Where a line below holds the string "than", copy that line.

>> START Records for processing

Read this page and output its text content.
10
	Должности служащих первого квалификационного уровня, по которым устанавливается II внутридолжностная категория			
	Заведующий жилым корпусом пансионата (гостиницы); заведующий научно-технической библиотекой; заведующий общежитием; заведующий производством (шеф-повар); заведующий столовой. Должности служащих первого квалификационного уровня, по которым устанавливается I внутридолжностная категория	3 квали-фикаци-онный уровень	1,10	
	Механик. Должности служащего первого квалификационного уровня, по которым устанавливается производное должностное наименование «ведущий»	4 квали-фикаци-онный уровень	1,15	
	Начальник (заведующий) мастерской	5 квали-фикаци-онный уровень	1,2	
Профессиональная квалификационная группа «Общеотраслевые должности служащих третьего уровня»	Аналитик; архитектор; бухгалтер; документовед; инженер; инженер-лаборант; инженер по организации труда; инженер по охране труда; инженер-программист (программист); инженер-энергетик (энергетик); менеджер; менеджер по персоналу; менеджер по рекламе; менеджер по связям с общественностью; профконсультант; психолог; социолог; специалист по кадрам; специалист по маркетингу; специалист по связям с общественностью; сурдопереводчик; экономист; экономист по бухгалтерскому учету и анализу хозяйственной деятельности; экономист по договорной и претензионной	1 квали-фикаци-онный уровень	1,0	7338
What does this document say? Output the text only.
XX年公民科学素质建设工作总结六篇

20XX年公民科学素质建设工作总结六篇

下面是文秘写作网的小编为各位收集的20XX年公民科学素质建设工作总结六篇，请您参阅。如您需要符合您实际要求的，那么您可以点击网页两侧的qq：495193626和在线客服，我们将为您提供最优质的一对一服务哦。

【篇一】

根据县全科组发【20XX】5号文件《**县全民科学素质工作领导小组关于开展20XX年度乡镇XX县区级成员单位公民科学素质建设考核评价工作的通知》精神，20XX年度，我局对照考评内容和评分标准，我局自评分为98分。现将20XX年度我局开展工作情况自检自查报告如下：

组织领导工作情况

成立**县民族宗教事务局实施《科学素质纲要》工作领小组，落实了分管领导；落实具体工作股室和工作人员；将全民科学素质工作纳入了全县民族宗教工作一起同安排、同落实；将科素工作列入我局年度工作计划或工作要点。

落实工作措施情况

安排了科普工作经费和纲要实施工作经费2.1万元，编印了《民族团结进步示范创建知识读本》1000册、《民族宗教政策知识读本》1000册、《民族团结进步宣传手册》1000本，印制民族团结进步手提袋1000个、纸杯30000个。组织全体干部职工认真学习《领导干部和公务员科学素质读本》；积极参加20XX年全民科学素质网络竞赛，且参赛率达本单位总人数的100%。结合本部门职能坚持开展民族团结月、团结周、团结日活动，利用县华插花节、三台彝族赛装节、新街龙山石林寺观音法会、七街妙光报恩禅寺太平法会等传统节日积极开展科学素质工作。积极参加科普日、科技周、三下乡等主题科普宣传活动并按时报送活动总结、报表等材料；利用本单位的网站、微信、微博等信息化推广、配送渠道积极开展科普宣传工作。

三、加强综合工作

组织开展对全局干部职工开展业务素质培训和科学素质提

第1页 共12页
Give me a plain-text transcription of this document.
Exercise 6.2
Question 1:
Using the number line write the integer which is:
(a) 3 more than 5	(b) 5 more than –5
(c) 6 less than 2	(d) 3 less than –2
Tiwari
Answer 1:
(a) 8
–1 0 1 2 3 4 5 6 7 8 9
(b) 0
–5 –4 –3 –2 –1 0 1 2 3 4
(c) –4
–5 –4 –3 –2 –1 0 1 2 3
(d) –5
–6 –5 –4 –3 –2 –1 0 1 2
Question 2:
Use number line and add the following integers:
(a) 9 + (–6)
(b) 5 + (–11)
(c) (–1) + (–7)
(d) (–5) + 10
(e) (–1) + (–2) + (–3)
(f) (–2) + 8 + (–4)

>> END Records for processing

# Complete output
(a) 3 more than 5	(b) 5 more than –5
(c) 6 less than 2	(d) 3 less than –2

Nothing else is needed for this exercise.